- [Prompt] Copy the records below exactly, leaving out every picture.

>> start

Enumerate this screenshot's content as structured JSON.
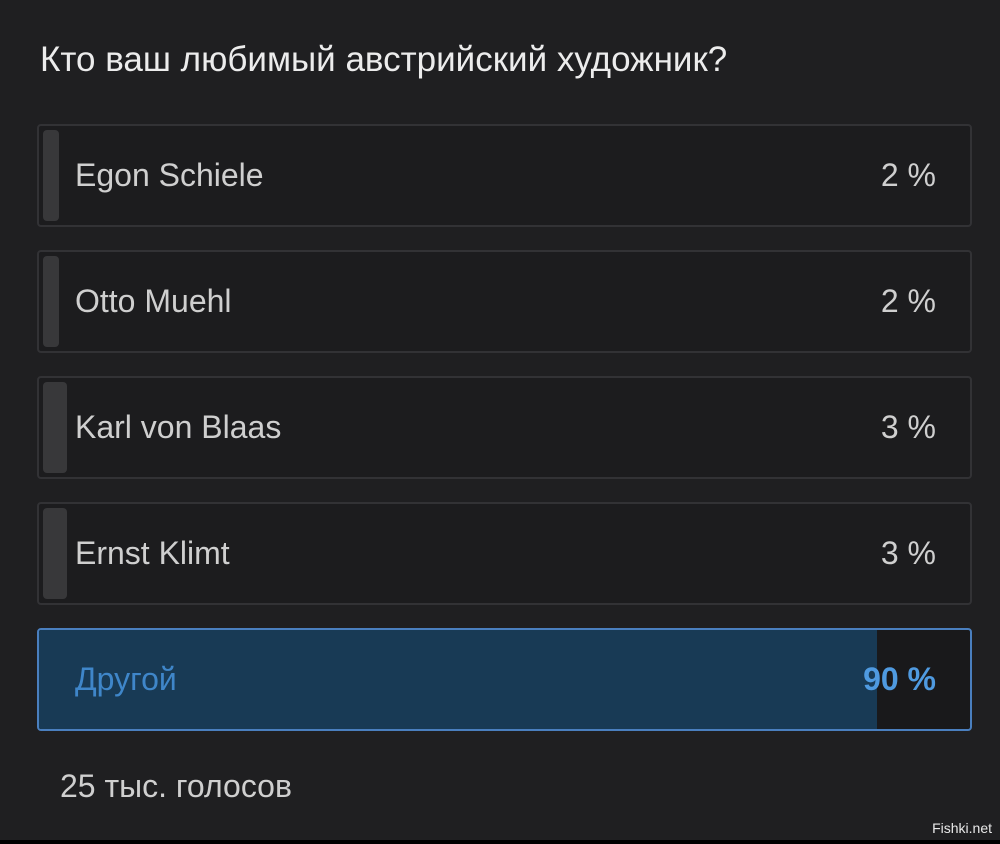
{
  "poll": {
    "question": "Кто ваш любимый австрийский художник?",
    "options": [
      {
        "label": "Egon Schiele",
        "percent_text": "2 %",
        "percent": 2,
        "selected": false
      },
      {
        "label": "Otto Muehl",
        "percent_text": "2 %",
        "percent": 2,
        "selected": false
      },
      {
        "label": "Karl von Blaas",
        "percent_text": "3 %",
        "percent": 3,
        "selected": false
      },
      {
        "label": "Ernst Klimt",
        "percent_text": "3 %",
        "percent": 3,
        "selected": false
      },
      {
        "label": "Другой",
        "percent_text": "90 %",
        "percent": 90,
        "selected": true
      }
    ],
    "votes": "25 тыс. голосов"
  },
  "watermark": "Fishki.net",
  "colors": {
    "background": "#1f1f21",
    "accent": "#4f9ae0",
    "selected_fill": "#183a55"
  }
}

>> end

- [Worked answer]
Enumerate this screenshot's content as structured JSON.
{
  "poll": {
    "question": "Кто ваш любимый австрийский художник?",
    "options": [
      {
        "label": "Egon Schiele",
        "percent_text": "2 %",
        "percent": 2,
        "selected": false
      },
      {
        "label": "Otto Muehl",
        "percent_text": "2 %",
        "percent": 2,
        "selected": false
      },
      {
        "label": "Karl von Blaas",
        "percent_text": "3 %",
        "percent": 3,
        "selected": false
      },
      {
        "label": "Ernst Klimt",
        "percent_text": "3 %",
        "percent": 3,
        "selected": false
      },
      {
        "label": "Другой",
        "percent_text": "90 %",
        "percent": 90,
        "selected": true
      }
    ],
    "votes": "25 тыс. голосов"
  },
  "watermark": "Fishki.net",
  "colors": {
    "background": "#1f1f21",
    "accent": "#4f9ae0",
    "selected_fill": "#183a55"
  }
}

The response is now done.